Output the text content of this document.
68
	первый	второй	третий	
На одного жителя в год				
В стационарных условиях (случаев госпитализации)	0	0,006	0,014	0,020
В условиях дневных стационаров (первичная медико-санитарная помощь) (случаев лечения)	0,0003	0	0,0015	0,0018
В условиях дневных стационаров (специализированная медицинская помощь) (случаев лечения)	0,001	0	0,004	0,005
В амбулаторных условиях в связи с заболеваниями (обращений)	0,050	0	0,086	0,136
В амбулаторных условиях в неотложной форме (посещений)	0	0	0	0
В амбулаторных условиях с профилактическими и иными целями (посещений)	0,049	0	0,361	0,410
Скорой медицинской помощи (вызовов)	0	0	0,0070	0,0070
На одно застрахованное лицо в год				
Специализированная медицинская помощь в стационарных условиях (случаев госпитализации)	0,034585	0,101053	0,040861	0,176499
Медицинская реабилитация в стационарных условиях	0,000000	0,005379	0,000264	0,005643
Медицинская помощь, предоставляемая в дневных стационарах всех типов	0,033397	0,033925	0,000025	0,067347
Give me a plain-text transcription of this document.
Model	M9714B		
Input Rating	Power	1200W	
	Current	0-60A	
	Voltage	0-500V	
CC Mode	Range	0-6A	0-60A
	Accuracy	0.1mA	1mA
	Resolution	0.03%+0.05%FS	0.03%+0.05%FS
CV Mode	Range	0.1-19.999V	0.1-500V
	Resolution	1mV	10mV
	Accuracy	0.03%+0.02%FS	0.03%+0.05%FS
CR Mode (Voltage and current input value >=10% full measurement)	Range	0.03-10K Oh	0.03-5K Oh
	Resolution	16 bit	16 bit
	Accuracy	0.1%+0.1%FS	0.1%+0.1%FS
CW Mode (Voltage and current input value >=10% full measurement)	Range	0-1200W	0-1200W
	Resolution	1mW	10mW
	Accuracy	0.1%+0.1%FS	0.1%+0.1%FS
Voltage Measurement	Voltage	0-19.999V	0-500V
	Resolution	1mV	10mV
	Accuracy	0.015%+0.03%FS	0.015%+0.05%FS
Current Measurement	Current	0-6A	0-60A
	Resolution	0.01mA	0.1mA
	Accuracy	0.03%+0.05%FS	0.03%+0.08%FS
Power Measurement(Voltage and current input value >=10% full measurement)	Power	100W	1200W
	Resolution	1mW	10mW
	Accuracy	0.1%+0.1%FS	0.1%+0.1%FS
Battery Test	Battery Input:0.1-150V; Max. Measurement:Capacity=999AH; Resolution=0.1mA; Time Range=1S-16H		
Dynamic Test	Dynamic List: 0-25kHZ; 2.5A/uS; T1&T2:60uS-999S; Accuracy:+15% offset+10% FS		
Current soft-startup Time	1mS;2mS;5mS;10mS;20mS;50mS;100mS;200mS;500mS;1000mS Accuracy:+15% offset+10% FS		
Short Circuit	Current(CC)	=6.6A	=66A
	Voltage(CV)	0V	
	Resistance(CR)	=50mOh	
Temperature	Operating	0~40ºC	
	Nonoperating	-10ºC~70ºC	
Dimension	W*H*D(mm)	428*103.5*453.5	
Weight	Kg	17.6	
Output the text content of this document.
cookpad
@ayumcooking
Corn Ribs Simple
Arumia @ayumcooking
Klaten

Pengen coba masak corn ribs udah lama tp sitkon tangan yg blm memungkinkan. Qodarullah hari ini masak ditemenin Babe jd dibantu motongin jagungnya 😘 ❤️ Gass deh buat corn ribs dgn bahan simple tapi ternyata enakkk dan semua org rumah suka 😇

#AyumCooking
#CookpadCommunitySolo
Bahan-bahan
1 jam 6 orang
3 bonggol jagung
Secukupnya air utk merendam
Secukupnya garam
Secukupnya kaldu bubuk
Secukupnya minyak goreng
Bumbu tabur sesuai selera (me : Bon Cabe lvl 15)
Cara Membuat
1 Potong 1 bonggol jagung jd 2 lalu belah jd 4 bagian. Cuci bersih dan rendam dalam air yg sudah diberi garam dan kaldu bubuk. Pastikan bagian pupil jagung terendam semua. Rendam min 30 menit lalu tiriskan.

• **WHAT IS EXPECTED**: Set down the listing above in full, please, exactly as it appears.

• **WORKED SOLUTION**:
Output the text content of this document.
68
	первый	второй	третий	
На одного жителя в год				
В стационарных условиях (случаев госпитализации)	0	0,006	0,014	0,020
В условиях дневных стационаров (первичная медико-санитарная помощь) (случаев лечения)	0,0003	0	0,0015	0,0018
В условиях дневных стационаров (специализированная медицинская помощь) (случаев лечения)	0,001	0	0,004	0,005
В амбулаторных условиях в связи с заболеваниями (обращений)	0,050	0	0,086	0,136
В амбулаторных условиях в неотложной форме (посещений)	0	0	0	0
В амбулаторных условиях с профилактическими и иными целями (посещений)	0,049	0	0,361	0,410
Скорой медицинской помощи (вызовов)	0	0	0,0070	0,0070
На одно застрахованное лицо в год				
Специализированная медицинская помощь в стационарных условиях (случаев госпитализации)	0,034585	0,101053	0,040861	0,176499
Медицинская реабилитация в стационарных условиях	0,000000	0,005379	0,000264	0,005643
Медицинская помощь, предоставляемая в дневных стационарах всех типов	0,033397	0,033925	0,000025	0,067347
Give me a plain-text transcription of this document.
Model	M9714B		
Input Rating	Power	1200W	
	Current	0-60A	
	Voltage	0-500V	
CC Mode	Range	0-6A	0-60A
	Accuracy	0.1mA	1mA
	Resolution	0.03%+0.05%FS	0.03%+0.05%FS
CV Mode	Range	0.1-19.999V	0.1-500V
	Resolution	1mV	10mV
	Accuracy	0.03%+0.02%FS	0.03%+0.05%FS
CR Mode (Voltage and current input value >=10% full measurement)	Range	0.03-10K Oh	0.03-5K Oh
	Resolution	16 bit	16 bit
	Accuracy	0.1%+0.1%FS	0.1%+0.1%FS
CW Mode (Voltage and current input value >=10% full measurement)	Range	0-1200W	0-1200W
	Resolution	1mW	10mW
	Accuracy	0.1%+0.1%FS	0.1%+0.1%FS
Voltage Measurement	Voltage	0-19.999V	0-500V
	Resolution	1mV	10mV
	Accuracy	0.015%+0.03%FS	0.015%+0.05%FS
Current Measurement	Current	0-6A	0-60A
	Resolution	0.01mA	0.1mA
	Accuracy	0.03%+0.05%FS	0.03%+0.08%FS
Power Measurement(Voltage and current input value >=10% full measurement)	Power	100W	1200W
	Resolution	1mW	10mW
	Accuracy	0.1%+0.1%FS	0.1%+0.1%FS
Battery Test	Battery Input:0.1-150V; Max. Measurement:Capacity=999AH; Resolution=0.1mA; Time Range=1S-16H		
Dynamic Test	Dynamic List: 0-25kHZ; 2.5A/uS; T1&T2:60uS-999S; Accuracy:+15% offset+10% FS		
Current soft-startup Time	1mS;2mS;5mS;10mS;20mS;50mS;100mS;200mS;500mS;1000mS Accuracy:+15% offset+10% FS		
Short Circuit	Current(CC)	=6.6A	=66A
	Voltage(CV)	0V	
	Resistance(CR)	=50mOh	
Temperature	Operating	0~40ºC	
	Nonoperating	-10ºC~70ºC	
Dimension	W*H*D(mm)	428*103.5*453.5	
Weight	Kg	17.6	
Output the text content of this document.
cookpad
@ayumcooking
Corn Ribs Simple
Arumia @ayumcooking
Klaten

Pengen coba masak corn ribs udah lama tp sitkon tangan yg blm memungkinkan. Qodarullah hari ini masak ditemenin Babe jd dibantu motongin jagungnya 😘 ❤️ Gass deh buat corn ribs dgn bahan simple tapi ternyata enakkk dan semua org rumah suka 😇

#AyumCooking
#CookpadCommunitySolo
Bahan-bahan
1 jam 6 orang
3 bonggol jagung
Secukupnya air utk merendam
Secukupnya garam
Secukupnya kaldu bubuk
Secukupnya minyak goreng
Bumbu tabur sesuai selera (me : Bon Cabe lvl 15)
Cara Membuat
1 Potong 1 bonggol jagung jd 2 lalu belah jd 4 bagian. Cuci bersih dan rendam dalam air yg sudah diberi garam dan kaldu bubuk. Pastikan bagian pupil jagung terendam semua. Rendam min 30 menit lalu tiriskan.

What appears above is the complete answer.